*TASK BRIEF*
In the listing below, find every line with the string "text" and pull it out.

*INPUT DATA*
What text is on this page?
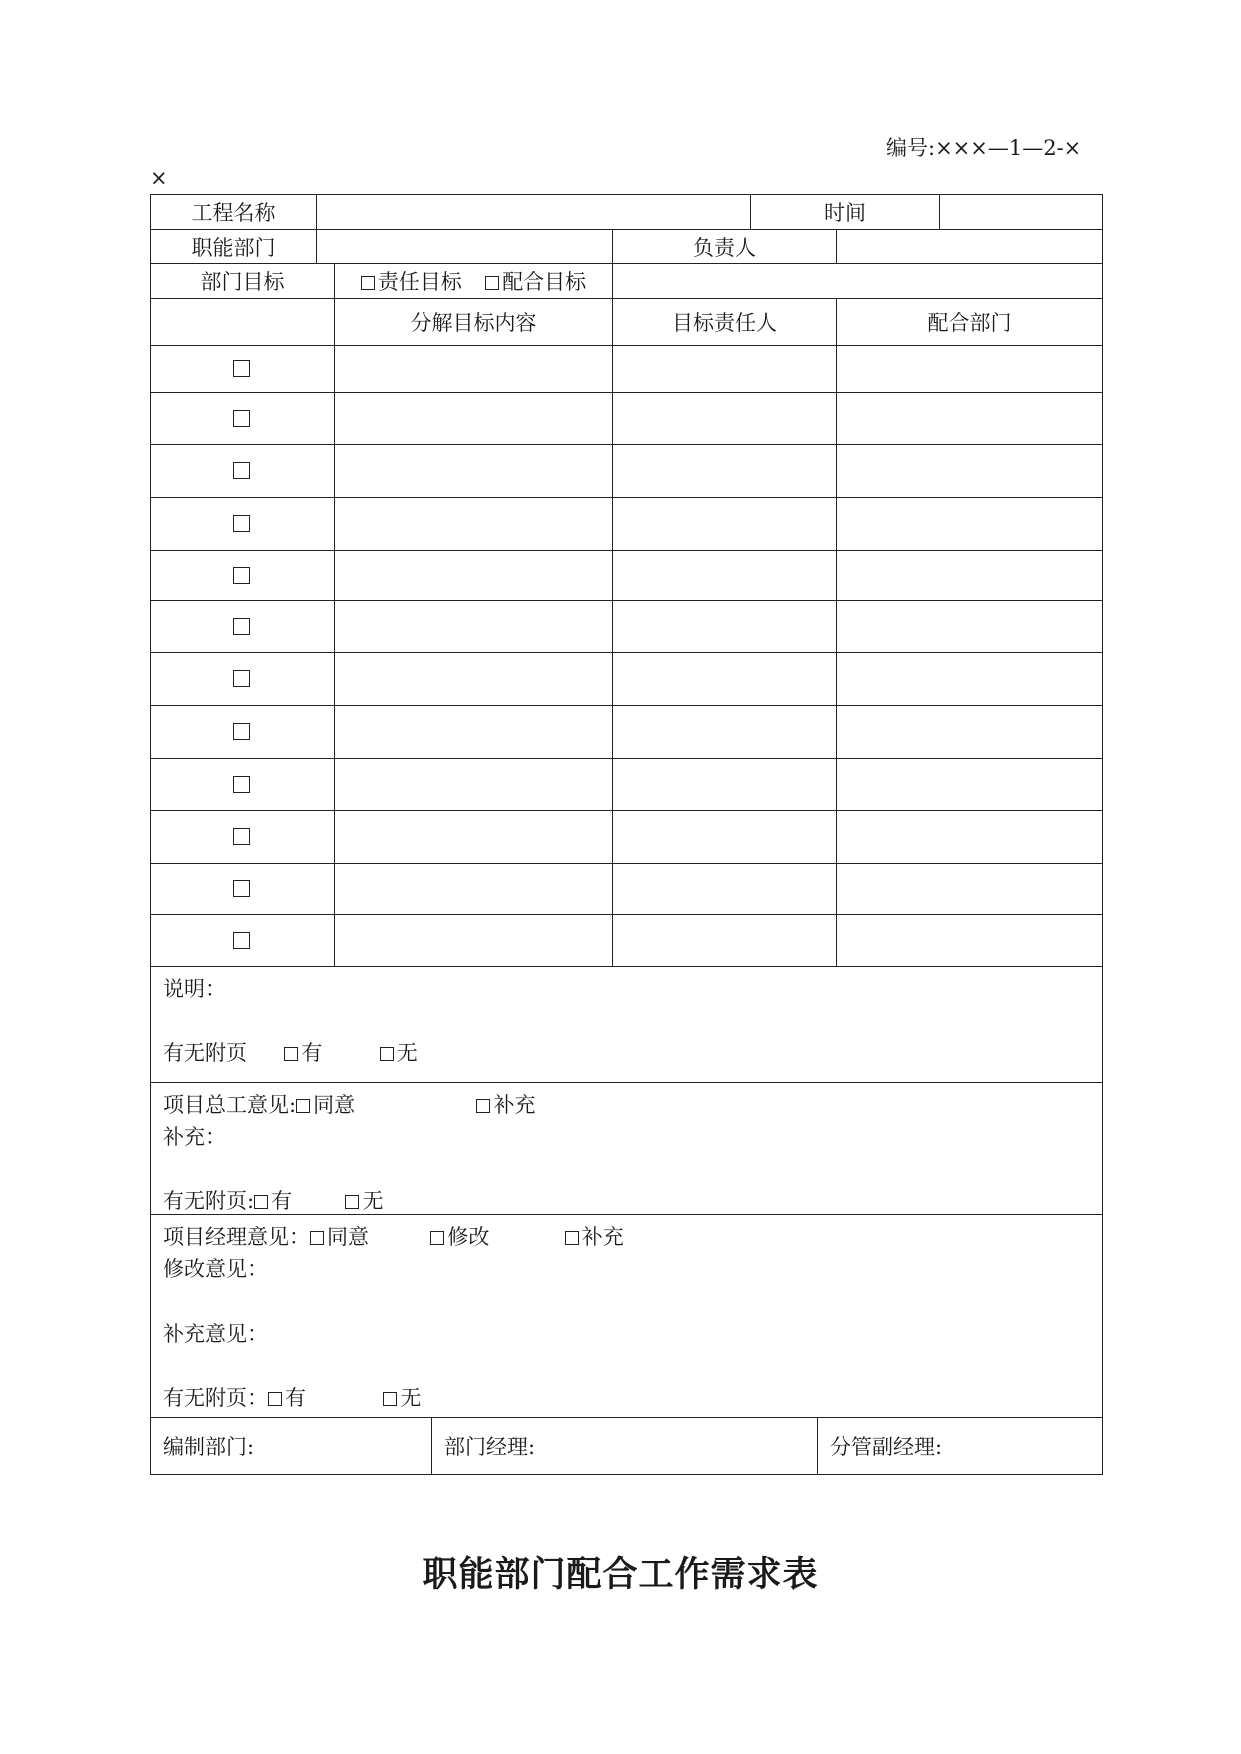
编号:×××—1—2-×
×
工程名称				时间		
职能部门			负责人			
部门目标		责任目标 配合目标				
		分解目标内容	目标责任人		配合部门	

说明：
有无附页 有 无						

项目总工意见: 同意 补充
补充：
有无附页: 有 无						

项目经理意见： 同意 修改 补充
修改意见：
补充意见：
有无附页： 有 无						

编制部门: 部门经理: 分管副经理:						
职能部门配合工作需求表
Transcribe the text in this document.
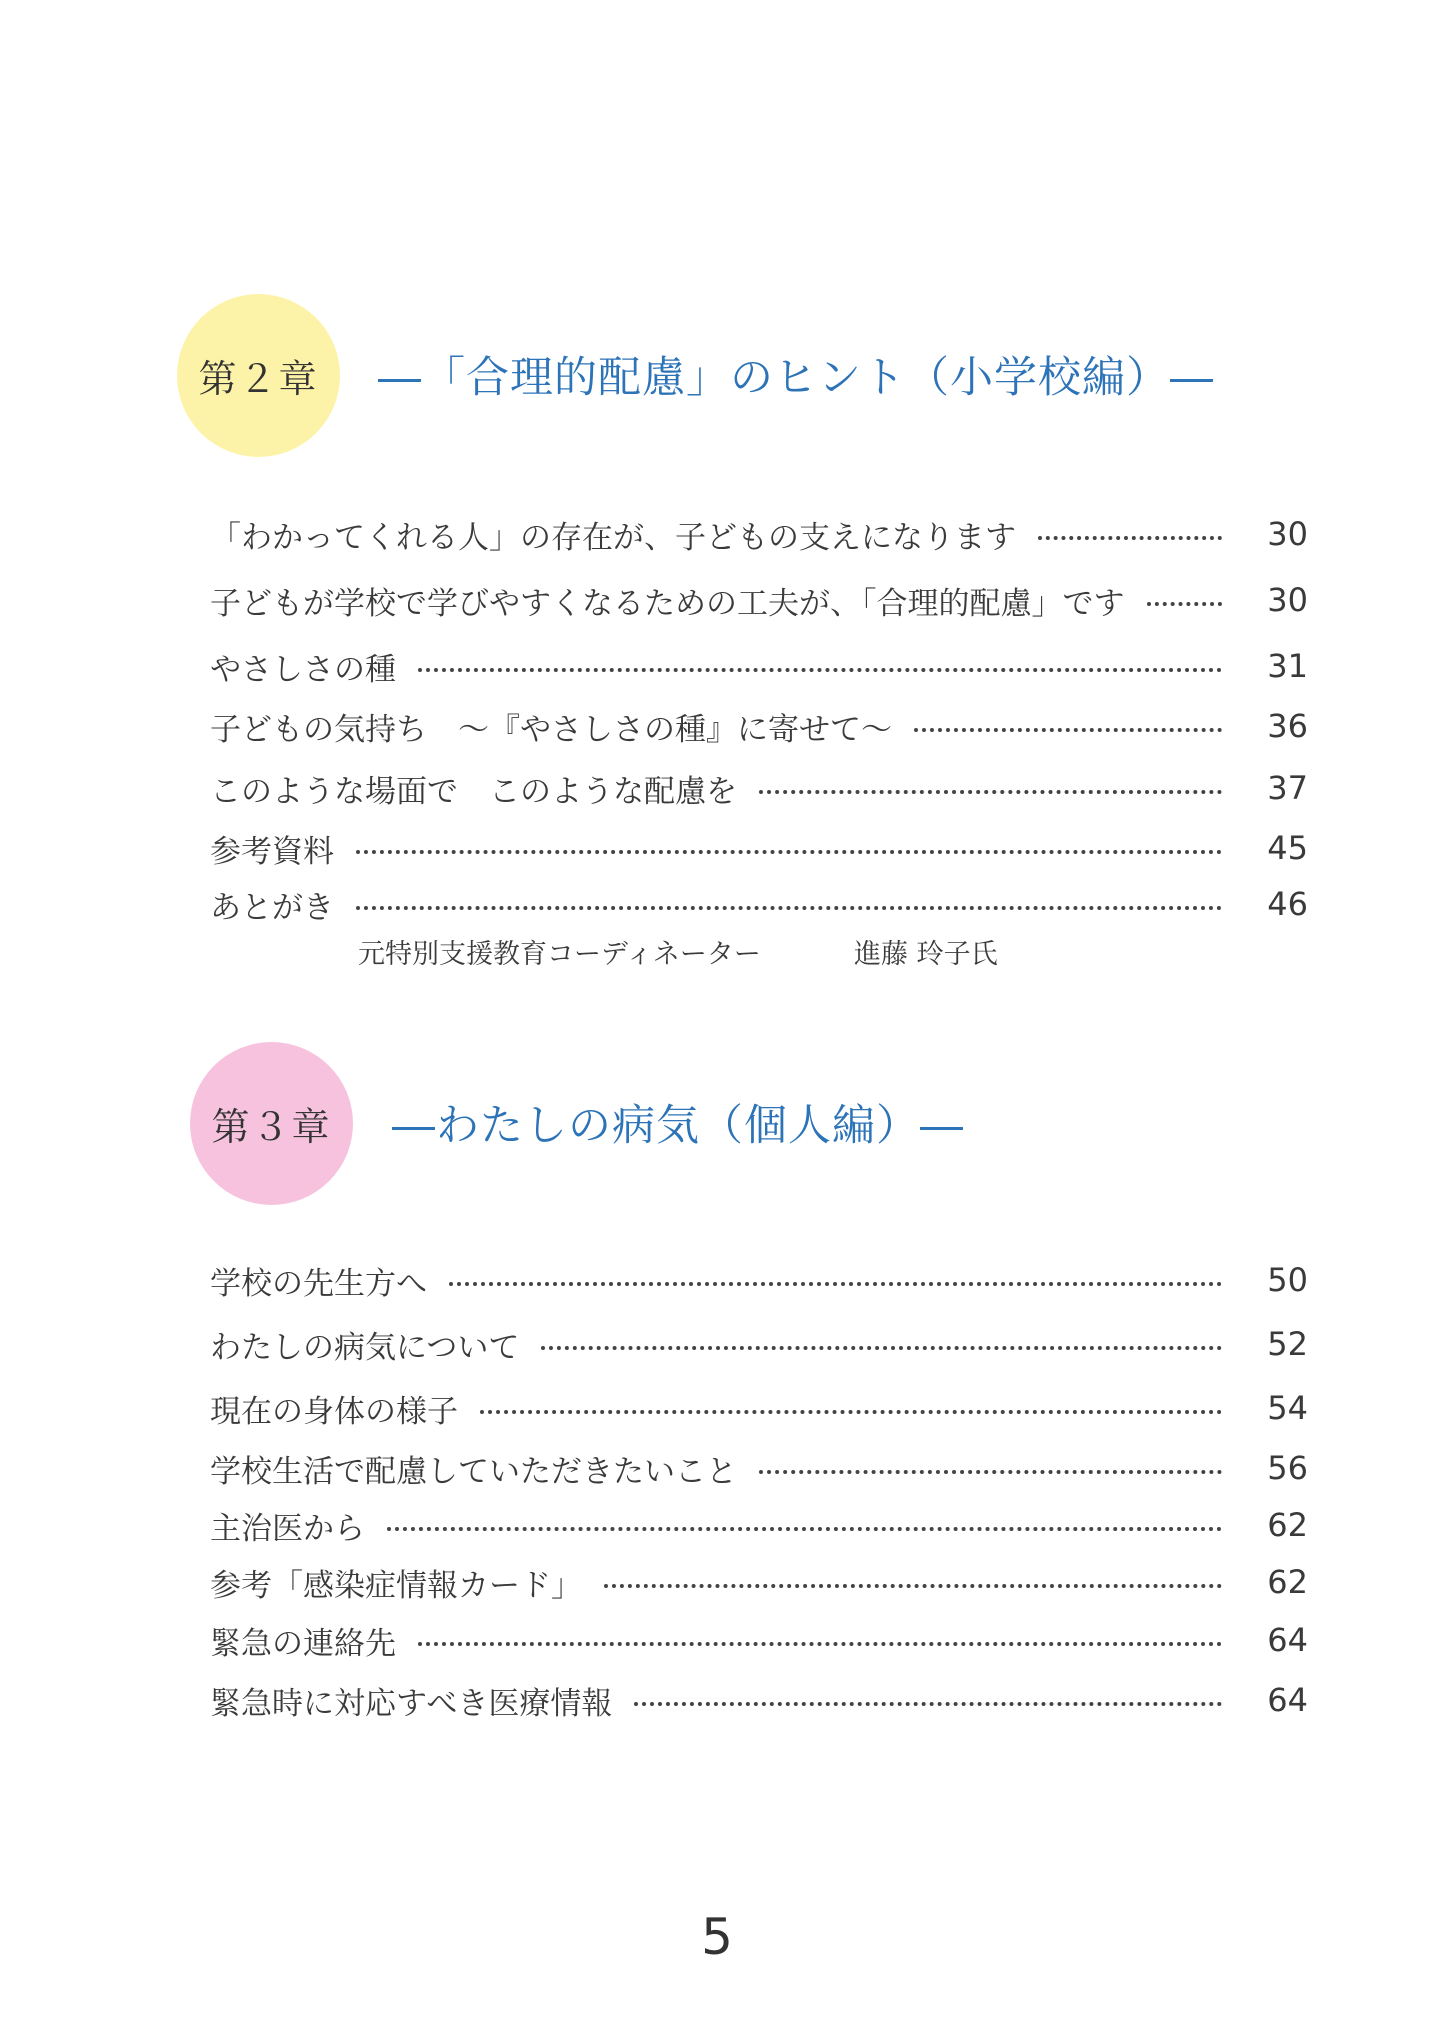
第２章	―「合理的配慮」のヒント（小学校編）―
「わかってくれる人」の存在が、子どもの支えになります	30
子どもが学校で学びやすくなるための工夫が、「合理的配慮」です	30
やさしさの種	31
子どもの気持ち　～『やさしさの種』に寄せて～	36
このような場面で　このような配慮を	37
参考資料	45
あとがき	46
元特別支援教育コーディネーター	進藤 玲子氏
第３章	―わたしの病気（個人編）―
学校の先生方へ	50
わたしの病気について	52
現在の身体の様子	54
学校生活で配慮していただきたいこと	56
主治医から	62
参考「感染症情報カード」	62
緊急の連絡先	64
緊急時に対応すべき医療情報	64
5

*FINAL RESULT*
What text is on this page?
Transcribe the text in this document.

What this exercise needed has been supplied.